**What you need to do**
Format the lines from the line with "dim-bad-depth: 2,13m xyxy=(2095,991,2136,1098)" up to and including the line with "room-label-vaerelse: Værelse xyxy=(1801,615,1959,660)" as a numbered list, leaving out any blank lines.

____________________

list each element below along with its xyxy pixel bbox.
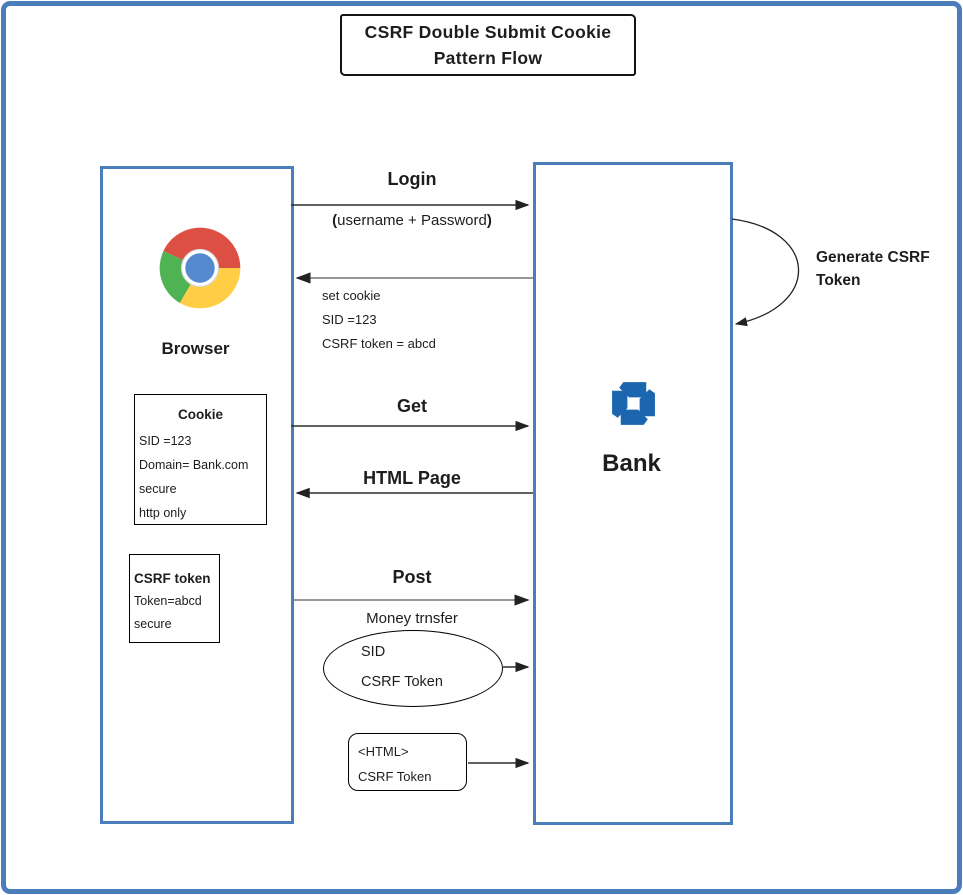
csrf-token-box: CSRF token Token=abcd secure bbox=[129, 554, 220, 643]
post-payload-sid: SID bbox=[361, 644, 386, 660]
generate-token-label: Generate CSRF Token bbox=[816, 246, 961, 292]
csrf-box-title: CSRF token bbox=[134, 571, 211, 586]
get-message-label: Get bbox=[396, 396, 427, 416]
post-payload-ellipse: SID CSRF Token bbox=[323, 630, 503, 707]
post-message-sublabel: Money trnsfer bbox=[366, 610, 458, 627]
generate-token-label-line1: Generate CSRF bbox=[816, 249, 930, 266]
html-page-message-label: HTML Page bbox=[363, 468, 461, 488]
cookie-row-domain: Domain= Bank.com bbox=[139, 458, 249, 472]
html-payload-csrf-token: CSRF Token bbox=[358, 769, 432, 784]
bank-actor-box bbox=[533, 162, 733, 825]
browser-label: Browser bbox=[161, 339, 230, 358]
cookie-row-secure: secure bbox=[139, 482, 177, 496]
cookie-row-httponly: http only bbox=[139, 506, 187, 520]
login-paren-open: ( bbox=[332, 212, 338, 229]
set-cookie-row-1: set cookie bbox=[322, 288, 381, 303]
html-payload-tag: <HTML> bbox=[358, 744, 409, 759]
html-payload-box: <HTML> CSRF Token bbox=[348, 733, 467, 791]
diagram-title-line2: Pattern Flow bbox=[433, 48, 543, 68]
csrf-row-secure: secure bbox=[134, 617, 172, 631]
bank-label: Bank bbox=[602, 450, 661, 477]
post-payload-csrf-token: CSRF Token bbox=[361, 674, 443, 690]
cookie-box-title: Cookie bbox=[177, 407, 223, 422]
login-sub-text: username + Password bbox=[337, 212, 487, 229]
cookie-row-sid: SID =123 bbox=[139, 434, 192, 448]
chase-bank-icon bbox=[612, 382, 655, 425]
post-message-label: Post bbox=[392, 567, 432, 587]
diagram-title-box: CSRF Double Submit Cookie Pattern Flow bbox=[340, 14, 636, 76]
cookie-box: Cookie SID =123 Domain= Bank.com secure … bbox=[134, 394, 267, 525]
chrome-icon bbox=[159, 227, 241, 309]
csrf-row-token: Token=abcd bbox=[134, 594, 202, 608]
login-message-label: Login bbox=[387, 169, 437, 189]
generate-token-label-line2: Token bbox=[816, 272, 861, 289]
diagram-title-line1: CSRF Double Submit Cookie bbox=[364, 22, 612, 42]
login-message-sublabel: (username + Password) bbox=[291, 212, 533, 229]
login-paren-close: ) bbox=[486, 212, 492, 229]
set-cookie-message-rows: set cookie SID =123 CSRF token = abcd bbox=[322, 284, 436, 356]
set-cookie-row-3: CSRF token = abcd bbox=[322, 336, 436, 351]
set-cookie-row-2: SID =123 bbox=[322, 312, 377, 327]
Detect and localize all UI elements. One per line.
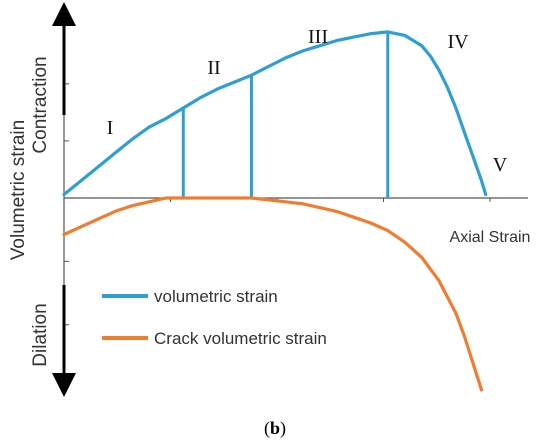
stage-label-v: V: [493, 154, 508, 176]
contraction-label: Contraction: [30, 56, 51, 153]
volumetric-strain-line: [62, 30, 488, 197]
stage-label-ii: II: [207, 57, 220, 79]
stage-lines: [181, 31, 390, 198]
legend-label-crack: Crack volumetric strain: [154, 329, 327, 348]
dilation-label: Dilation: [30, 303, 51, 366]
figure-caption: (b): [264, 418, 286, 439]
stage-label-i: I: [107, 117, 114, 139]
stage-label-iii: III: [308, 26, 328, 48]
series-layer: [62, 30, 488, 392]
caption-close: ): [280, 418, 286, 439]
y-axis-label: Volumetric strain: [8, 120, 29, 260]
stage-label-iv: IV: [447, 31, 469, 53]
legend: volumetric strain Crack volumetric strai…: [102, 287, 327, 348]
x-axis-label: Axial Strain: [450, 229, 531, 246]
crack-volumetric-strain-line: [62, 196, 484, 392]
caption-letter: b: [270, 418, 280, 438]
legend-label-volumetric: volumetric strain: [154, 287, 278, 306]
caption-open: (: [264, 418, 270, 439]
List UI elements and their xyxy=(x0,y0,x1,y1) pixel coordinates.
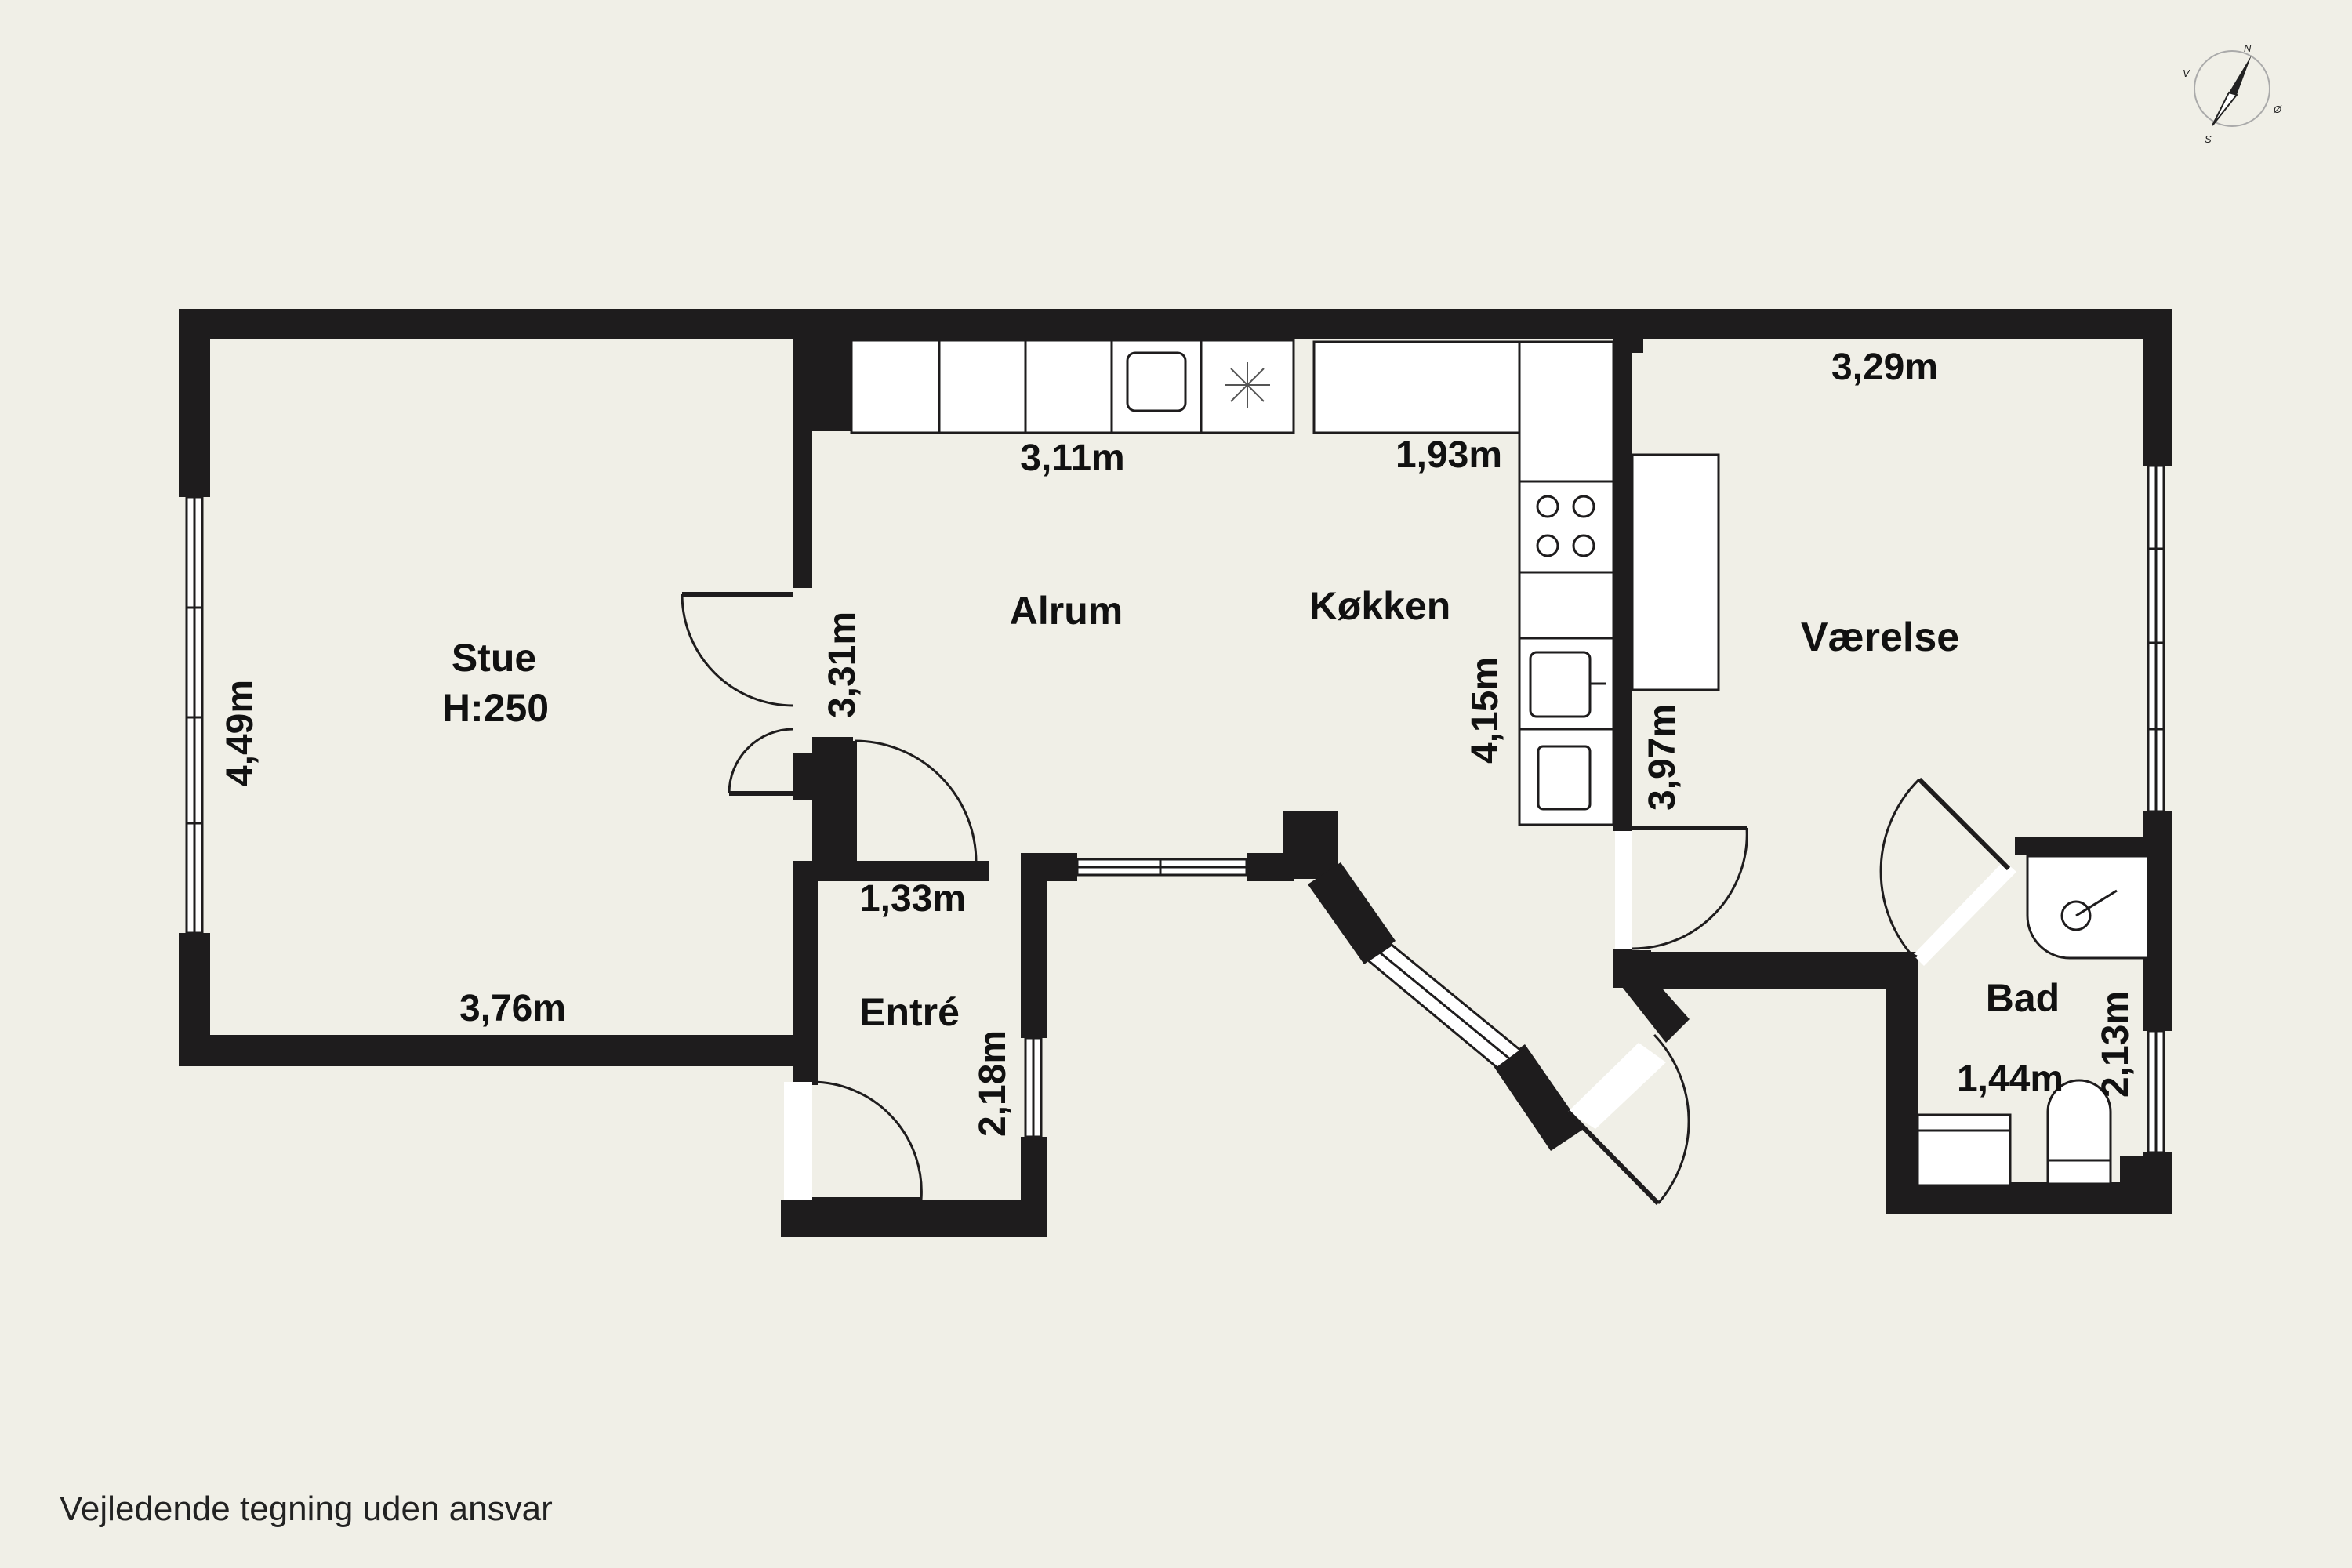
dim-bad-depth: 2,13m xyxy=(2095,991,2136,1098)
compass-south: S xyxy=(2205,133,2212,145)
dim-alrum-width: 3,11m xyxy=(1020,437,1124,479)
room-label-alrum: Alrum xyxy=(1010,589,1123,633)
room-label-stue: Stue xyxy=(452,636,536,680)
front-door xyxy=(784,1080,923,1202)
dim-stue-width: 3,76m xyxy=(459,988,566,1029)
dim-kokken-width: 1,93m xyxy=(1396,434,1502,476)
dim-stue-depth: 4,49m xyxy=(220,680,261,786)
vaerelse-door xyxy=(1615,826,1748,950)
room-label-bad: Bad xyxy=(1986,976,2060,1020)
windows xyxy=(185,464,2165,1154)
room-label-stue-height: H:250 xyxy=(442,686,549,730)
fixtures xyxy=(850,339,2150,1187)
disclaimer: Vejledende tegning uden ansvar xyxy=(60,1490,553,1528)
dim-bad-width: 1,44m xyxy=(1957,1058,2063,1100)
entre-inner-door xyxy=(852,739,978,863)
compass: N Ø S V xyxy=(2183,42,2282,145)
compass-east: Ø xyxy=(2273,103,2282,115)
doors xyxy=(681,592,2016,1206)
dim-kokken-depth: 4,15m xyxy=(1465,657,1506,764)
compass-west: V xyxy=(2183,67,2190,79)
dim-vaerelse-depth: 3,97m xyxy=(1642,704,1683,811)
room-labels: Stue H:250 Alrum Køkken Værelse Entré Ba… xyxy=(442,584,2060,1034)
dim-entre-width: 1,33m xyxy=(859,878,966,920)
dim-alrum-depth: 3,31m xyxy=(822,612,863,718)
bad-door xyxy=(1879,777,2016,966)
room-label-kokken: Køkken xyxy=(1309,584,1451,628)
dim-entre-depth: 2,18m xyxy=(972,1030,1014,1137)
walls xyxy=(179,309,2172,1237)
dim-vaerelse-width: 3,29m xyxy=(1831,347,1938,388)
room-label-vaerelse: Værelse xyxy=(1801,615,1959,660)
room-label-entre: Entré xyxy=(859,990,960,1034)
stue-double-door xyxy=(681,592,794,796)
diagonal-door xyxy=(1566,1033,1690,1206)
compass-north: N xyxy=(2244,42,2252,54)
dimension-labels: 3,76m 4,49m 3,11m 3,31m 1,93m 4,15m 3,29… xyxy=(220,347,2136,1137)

____________________

**Output**
1. dim-bad-depth: 2,13m xyxy=(2095,991,2136,1098)
2. compass-south: S xyxy=(2205,133,2212,145)
3. dim-alrum-width: 3,11m xyxy=(1020,437,1124,479)
4. room-label-alrum: Alrum xyxy=(1010,589,1123,633)
5. room-label-stue: Stue xyxy=(452,636,536,680)
6. front-door xyxy=(784,1080,923,1202)
7. dim-stue-width: 3,76m xyxy=(459,988,566,1029)
8. dim-kokken-width: 1,93m xyxy=(1396,434,1502,476)
9. dim-stue-depth: 4,49m xyxy=(220,680,261,786)
10. vaerelse-door xyxy=(1615,826,1748,950)
11. room-label-bad: Bad xyxy=(1986,976,2060,1020)
12. windows xyxy=(185,464,2165,1154)
13. room-label-stue-height: H:250 xyxy=(442,686,549,730)
14. fixtures xyxy=(850,339,2150,1187)
15. disclaimer: Vejledende tegning uden ansvar xyxy=(60,1490,553,1528)
16. dim-bad-width: 1,44m xyxy=(1957,1058,2063,1100)
17. entre-inner-door xyxy=(852,739,978,863)
18. compass: N Ø S V xyxy=(2183,42,2282,145)
19. compass-east: Ø xyxy=(2273,103,2282,115)
20. doors xyxy=(681,592,2016,1206)
21. dim-kokken-depth: 4,15m xyxy=(1465,657,1506,764)
22. compass-west: V xyxy=(2183,67,2190,79)
23. dim-vaerelse-depth: 3,97m xyxy=(1642,704,1683,811)
24. room-labels: Stue H:250 Alrum Køkken Værelse Entré Ba… xyxy=(442,584,2060,1034)
25. dim-entre-width: 1,33m xyxy=(859,878,966,920)
26. dim-alrum-depth: 3,31m xyxy=(822,612,863,718)
27. bad-door xyxy=(1879,777,2016,966)
28. room-label-kokken: Køkken xyxy=(1309,584,1451,628)
29. dim-entre-depth: 2,18m xyxy=(972,1030,1014,1137)
30. walls xyxy=(179,309,2172,1237)
31. dim-vaerelse-width: 3,29m xyxy=(1831,347,1938,388)
32. room-label-vaerelse: Værelse xyxy=(1801,615,1959,660)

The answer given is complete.